### EXERCISE GOAL
Gather the lines from the material that contain "have".

== == ==

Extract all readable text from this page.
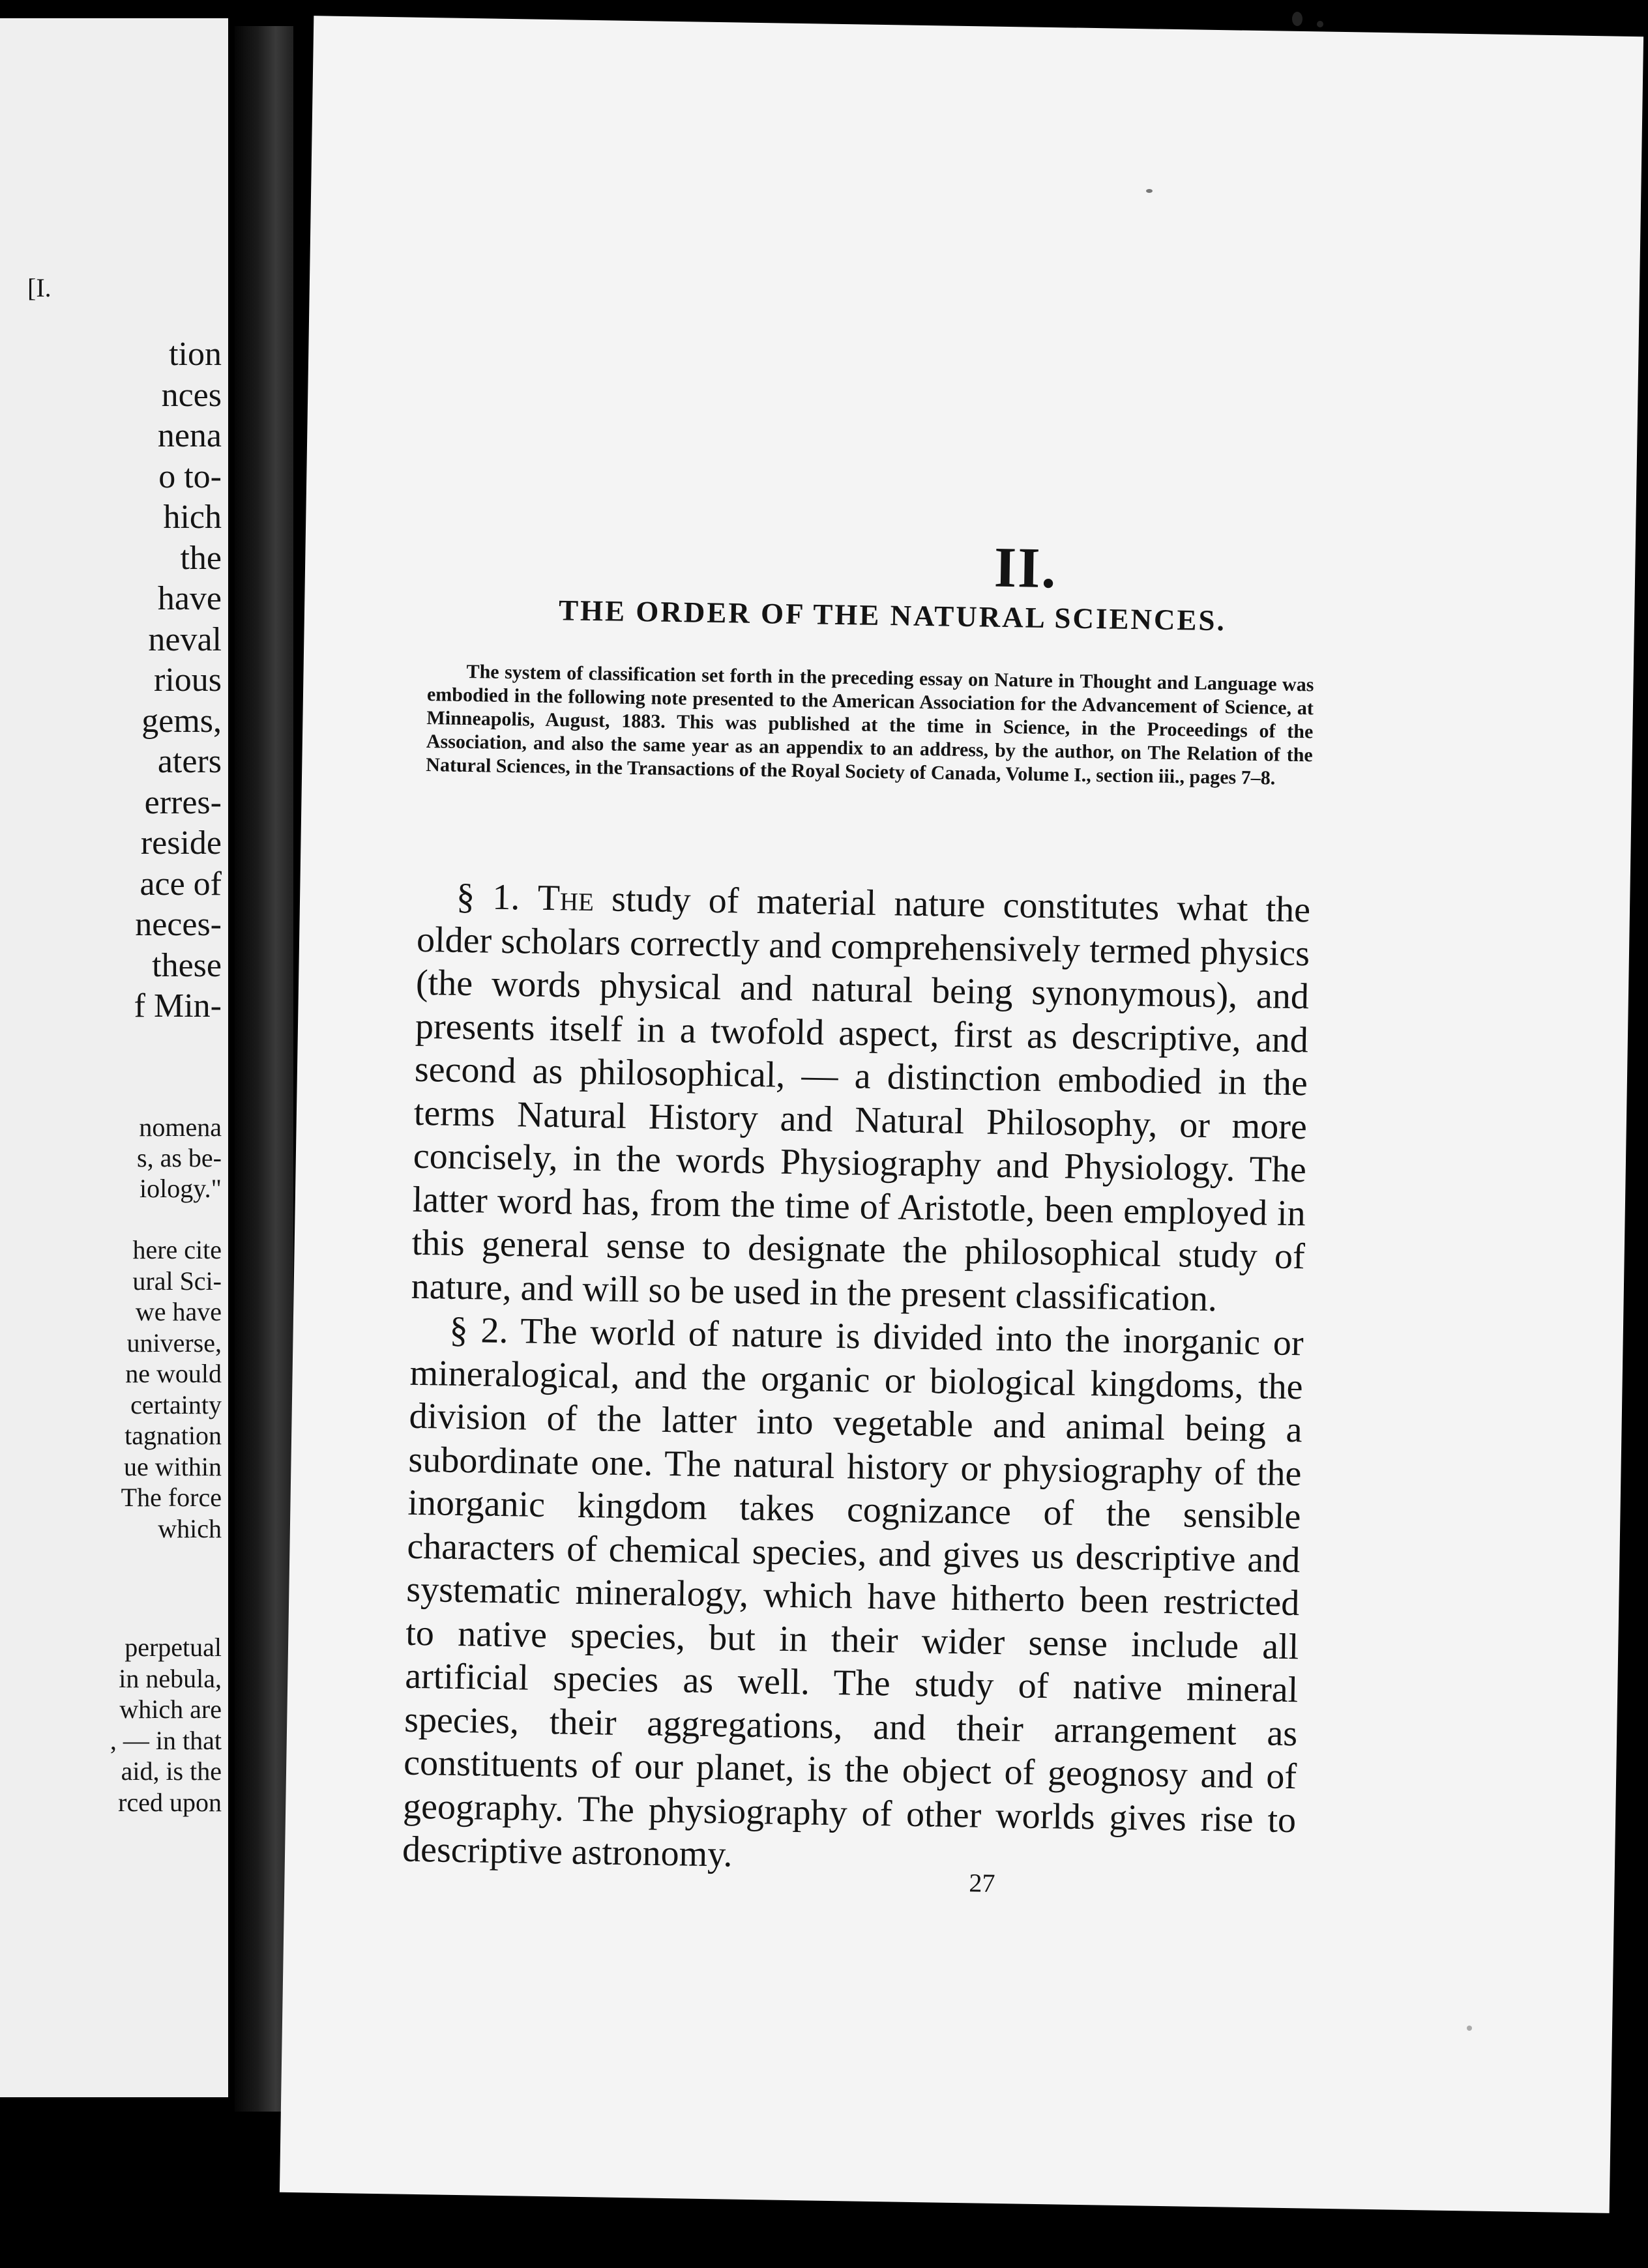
[I.
tion
nces
nena
o to-
hich
the
have
neval
rious
gems,
aters
erres-
reside
ace of
neces-
these
f Min-
nomena
s, as be-
iology."
here cite
ural Sci-
we have
universe,
ne would
certainty
tagnation
ue within
The force
which
perpetual
in nebula,
which are
, — in that
aid, is the
rced upon
II.
THE ORDER OF THE NATURAL SCIENCES.

The system of classification set forth in the preceding essay on Nature in Thought and Language was embodied in the following note presented to the American Association for the Advancement of Science, at Minneapolis, August, 1883. This was published at the time in Science, in the Proceedings of the Association, and also the same year as an appendix to an address, by the author, on The Relation of the Natural Sciences, in the Transactions of the Royal Society of Canada, Volume I., section iii., pages 7–8.

§ 1. The study of material nature constitutes what the older scholars correctly and comprehensively termed physics (the words physical and natural being synonymous), and presents itself in a twofold aspect, first as descriptive, and second as philosophical, — a distinction embodied in the terms Natural History and Natural Philosophy, or more concisely, in the words Physiography and Physiology. The latter word has, from the time of Aristotle, been employed in this general sense to designate the philosophical study of nature, and will so be used in the present classification.

§ 2. The world of nature is divided into the inorganic or mineralogical, and the organic or biological kingdoms, the division of the latter into vegetable and animal being a subordinate one. The natural history or physiography of the inorganic kingdom takes cognizance of the sensible characters of chemical species, and gives us descriptive and systematic mineralogy, which have hitherto been restricted to native species, but in their wider sense include all artificial species as well. The study of native mineral species, their aggregations, and their arrangement as constituents of our planet, is the object of geognosy and of geography. The physiography of other worlds gives rise to descriptive astronomy.

27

== == ==

### EXERCISE RESULT
have
we have
§ 2. The world of nature is divided into the inorganic or mineralogical, and the organic or biological kingdoms, the division of the latter into vegetable and animal being a subordinate one. The natural history or physiography of the inorganic kingdom takes cognizance of the sensible characters of chemical species, and gives us descriptive and systematic mineralogy, which have hitherto been restricted to native species, but in their wider sense include all artificial species as well. The study of native mineral species, their aggregations, and their arrangement as constituents of our planet, is the object of geognosy and of geography. The physiography of other worlds gives rise to descriptive astronomy.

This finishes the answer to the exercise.